* **What the task asks**
An exact copy of every record is needed.

* **Material shown**
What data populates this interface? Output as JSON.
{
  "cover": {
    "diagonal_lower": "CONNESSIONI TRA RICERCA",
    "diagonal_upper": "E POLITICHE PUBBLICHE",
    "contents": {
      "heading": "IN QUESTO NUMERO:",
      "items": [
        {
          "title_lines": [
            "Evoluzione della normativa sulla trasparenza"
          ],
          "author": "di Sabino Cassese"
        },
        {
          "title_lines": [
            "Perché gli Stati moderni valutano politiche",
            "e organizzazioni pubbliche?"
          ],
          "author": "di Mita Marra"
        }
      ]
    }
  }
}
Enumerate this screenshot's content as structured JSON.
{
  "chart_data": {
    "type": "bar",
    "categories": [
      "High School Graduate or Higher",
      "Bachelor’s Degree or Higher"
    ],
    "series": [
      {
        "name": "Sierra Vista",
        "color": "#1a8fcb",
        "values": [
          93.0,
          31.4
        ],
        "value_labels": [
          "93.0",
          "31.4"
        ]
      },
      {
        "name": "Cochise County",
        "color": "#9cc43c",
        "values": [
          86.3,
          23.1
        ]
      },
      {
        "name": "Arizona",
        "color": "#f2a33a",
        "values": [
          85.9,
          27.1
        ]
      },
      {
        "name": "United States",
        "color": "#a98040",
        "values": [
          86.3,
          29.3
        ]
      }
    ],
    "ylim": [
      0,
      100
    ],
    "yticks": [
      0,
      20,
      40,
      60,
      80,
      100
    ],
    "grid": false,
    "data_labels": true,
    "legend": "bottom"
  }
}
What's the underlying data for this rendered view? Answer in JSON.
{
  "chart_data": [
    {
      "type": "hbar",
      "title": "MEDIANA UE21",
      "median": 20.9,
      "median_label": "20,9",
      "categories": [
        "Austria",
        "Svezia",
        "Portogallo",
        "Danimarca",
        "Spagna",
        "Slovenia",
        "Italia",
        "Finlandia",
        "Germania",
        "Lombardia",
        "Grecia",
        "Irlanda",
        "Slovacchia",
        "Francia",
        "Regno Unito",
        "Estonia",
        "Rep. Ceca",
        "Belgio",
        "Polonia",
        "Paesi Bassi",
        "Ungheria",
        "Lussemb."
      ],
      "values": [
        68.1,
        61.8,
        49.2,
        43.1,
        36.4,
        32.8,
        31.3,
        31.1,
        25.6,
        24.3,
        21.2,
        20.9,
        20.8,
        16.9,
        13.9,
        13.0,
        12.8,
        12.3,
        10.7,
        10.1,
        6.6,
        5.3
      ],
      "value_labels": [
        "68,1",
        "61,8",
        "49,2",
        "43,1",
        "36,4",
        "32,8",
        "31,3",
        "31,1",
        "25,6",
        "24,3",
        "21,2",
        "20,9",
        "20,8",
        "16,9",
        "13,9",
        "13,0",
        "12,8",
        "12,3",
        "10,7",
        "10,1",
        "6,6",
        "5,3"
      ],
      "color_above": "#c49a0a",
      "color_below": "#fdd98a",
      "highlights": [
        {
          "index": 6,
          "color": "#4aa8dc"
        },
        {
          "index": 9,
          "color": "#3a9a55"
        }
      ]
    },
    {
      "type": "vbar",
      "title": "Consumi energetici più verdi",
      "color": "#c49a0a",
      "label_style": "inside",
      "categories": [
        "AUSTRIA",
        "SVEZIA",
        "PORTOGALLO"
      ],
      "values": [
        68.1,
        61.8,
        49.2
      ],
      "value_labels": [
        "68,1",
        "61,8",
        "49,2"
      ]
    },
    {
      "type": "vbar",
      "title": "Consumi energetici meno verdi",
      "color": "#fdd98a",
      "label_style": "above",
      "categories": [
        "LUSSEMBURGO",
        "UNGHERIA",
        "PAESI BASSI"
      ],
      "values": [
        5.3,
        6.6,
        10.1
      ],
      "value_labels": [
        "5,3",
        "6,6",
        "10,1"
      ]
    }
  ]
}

* **Result for this exercise**
What data populates this interface? Output as JSON.
{
  "cover": {
    "diagonal_lower": "CONNESSIONI TRA RICERCA",
    "diagonal_upper": "E POLITICHE PUBBLICHE",
    "contents": {
      "heading": "IN QUESTO NUMERO:",
      "items": [
        {
          "title_lines": [
            "Evoluzione della normativa sulla trasparenza"
          ],
          "author": "di Sabino Cassese"
        },
        {
          "title_lines": [
            "Perché gli Stati moderni valutano politiche",
            "e organizzazioni pubbliche?"
          ],
          "author": "di Mita Marra"
        }
      ]
    }
  }
}
Enumerate this screenshot's content as structured JSON.
{
  "chart_data": {
    "type": "bar",
    "categories": [
      "High School Graduate or Higher",
      "Bachelor’s Degree or Higher"
    ],
    "series": [
      {
        "name": "Sierra Vista",
        "color": "#1a8fcb",
        "values": [
          93.0,
          31.4
        ],
        "value_labels": [
          "93.0",
          "31.4"
        ]
      },
      {
        "name": "Cochise County",
        "color": "#9cc43c",
        "values": [
          86.3,
          23.1
        ]
      },
      {
        "name": "Arizona",
        "color": "#f2a33a",
        "values": [
          85.9,
          27.1
        ]
      },
      {
        "name": "United States",
        "color": "#a98040",
        "values": [
          86.3,
          29.3
        ]
      }
    ],
    "ylim": [
      0,
      100
    ],
    "yticks": [
      0,
      20,
      40,
      60,
      80,
      100
    ],
    "grid": false,
    "data_labels": true,
    "legend": "bottom"
  }
}
What's the underlying data for this rendered view? Answer in JSON.
{
  "chart_data": [
    {
      "type": "hbar",
      "title": "MEDIANA UE21",
      "median": 20.9,
      "median_label": "20,9",
      "categories": [
        "Austria",
        "Svezia",
        "Portogallo",
        "Danimarca",
        "Spagna",
        "Slovenia",
        "Italia",
        "Finlandia",
        "Germania",
        "Lombardia",
        "Grecia",
        "Irlanda",
        "Slovacchia",
        "Francia",
        "Regno Unito",
        "Estonia",
        "Rep. Ceca",
        "Belgio",
        "Polonia",
        "Paesi Bassi",
        "Ungheria",
        "Lussemb."
      ],
      "values": [
        68.1,
        61.8,
        49.2,
        43.1,
        36.4,
        32.8,
        31.3,
        31.1,
        25.6,
        24.3,
        21.2,
        20.9,
        20.8,
        16.9,
        13.9,
        13.0,
        12.8,
        12.3,
        10.7,
        10.1,
        6.6,
        5.3
      ],
      "value_labels": [
        "68,1",
        "61,8",
        "49,2",
        "43,1",
        "36,4",
        "32,8",
        "31,3",
        "31,1",
        "25,6",
        "24,3",
        "21,2",
        "20,9",
        "20,8",
        "16,9",
        "13,9",
        "13,0",
        "12,8",
        "12,3",
        "10,7",
        "10,1",
        "6,6",
        "5,3"
      ],
      "color_above": "#c49a0a",
      "color_below": "#fdd98a",
      "highlights": [
        {
          "index": 6,
          "color": "#4aa8dc"
        },
        {
          "index": 9,
          "color": "#3a9a55"
        }
      ]
    },
    {
      "type": "vbar",
      "title": "Consumi energetici più verdi",
      "color": "#c49a0a",
      "label_style": "inside",
      "categories": [
        "AUSTRIA",
        "SVEZIA",
        "PORTOGALLO"
      ],
      "values": [
        68.1,
        61.8,
        49.2
      ],
      "value_labels": [
        "68,1",
        "61,8",
        "49,2"
      ]
    },
    {
      "type": "vbar",
      "title": "Consumi energetici meno verdi",
      "color": "#fdd98a",
      "label_style": "above",
      "categories": [
        "LUSSEMBURGO",
        "UNGHERIA",
        "PAESI BASSI"
      ],
      "values": [
        5.3,
        6.6,
        10.1
      ],
      "value_labels": [
        "5,3",
        "6,6",
        "10,1"
      ]
    }
  ]
}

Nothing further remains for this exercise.